-- START RECORDS TO PROCESS --

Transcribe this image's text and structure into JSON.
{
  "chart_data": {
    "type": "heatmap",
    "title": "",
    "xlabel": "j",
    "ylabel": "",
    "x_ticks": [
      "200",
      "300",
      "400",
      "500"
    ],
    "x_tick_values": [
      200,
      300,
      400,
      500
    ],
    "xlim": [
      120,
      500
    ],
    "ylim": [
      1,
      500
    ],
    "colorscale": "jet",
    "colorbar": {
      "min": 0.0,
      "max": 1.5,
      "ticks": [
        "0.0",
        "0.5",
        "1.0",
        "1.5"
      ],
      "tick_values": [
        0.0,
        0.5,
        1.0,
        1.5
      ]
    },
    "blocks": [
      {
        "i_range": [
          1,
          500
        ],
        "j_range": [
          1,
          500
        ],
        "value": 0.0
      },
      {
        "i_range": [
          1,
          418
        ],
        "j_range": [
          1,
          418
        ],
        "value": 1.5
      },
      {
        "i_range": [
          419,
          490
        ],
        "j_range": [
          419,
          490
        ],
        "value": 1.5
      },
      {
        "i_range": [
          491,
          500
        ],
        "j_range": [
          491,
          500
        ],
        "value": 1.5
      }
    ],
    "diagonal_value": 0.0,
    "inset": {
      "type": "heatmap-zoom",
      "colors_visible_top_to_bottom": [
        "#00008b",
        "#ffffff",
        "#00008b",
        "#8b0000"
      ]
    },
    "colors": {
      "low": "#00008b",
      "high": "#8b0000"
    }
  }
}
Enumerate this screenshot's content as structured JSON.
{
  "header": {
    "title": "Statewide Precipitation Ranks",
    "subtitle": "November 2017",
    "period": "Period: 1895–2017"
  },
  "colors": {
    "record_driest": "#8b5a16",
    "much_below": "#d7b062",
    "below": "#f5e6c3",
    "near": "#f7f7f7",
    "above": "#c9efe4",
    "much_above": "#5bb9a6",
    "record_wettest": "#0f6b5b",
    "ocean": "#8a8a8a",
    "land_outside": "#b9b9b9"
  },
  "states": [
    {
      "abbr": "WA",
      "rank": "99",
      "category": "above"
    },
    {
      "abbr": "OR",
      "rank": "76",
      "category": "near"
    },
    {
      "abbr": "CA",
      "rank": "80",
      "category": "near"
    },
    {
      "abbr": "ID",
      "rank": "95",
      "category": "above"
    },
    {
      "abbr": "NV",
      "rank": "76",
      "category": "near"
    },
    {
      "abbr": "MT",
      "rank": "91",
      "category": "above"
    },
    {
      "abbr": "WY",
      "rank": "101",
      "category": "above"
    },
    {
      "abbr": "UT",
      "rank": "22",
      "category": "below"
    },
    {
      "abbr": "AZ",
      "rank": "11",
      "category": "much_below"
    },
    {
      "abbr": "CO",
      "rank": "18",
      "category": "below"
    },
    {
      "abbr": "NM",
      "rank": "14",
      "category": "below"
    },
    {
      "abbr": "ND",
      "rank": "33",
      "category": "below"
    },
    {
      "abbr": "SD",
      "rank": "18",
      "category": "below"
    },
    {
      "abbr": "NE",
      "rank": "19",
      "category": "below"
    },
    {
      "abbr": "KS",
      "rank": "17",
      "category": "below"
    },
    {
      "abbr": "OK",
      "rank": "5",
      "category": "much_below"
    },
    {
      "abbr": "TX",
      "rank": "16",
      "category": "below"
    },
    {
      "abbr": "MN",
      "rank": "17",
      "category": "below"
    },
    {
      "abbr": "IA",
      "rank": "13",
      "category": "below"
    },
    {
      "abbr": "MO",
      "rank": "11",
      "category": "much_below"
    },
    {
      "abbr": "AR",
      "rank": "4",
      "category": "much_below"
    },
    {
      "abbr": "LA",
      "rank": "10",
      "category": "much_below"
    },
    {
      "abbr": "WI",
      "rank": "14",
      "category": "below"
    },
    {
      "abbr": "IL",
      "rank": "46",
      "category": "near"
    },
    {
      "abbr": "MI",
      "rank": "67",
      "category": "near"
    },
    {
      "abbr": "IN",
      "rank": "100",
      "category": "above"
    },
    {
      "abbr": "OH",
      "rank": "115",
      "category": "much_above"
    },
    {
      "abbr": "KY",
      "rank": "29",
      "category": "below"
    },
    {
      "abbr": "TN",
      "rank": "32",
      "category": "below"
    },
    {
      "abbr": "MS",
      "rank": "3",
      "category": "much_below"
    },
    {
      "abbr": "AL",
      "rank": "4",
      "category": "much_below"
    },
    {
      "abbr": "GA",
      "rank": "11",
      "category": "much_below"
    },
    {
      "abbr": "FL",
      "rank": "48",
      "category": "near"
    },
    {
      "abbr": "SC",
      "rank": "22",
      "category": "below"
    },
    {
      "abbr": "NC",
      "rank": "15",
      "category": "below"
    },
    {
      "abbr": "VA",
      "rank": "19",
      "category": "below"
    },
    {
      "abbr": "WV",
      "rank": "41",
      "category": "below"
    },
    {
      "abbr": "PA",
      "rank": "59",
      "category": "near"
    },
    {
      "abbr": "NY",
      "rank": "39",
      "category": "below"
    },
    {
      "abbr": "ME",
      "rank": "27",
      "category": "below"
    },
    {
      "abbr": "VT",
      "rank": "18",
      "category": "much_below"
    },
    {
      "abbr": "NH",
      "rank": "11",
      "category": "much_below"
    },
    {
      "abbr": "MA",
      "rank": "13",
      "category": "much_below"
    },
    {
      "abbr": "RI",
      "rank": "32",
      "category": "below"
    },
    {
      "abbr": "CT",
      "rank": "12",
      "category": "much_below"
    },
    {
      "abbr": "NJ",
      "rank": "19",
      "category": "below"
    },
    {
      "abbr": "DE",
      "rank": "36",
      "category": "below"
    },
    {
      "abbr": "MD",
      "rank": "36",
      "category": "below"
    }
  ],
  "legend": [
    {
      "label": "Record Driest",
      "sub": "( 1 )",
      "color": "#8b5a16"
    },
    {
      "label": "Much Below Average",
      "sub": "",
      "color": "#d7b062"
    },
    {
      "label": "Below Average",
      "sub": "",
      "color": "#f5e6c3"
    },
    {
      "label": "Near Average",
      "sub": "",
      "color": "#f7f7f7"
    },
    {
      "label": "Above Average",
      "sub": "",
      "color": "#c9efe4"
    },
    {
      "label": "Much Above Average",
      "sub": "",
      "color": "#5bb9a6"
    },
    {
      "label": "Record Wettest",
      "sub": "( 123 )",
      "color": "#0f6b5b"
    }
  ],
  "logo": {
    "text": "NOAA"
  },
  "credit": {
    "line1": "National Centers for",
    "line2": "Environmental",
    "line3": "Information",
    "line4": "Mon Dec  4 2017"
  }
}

-- END RECORDS TO PROCESS --

## PROBLEM:
Only lines with the word "text" should be collected from the material.

## THE REPLY:
Transcribe this image's text and structure into JSON.
    "text": "NOAA"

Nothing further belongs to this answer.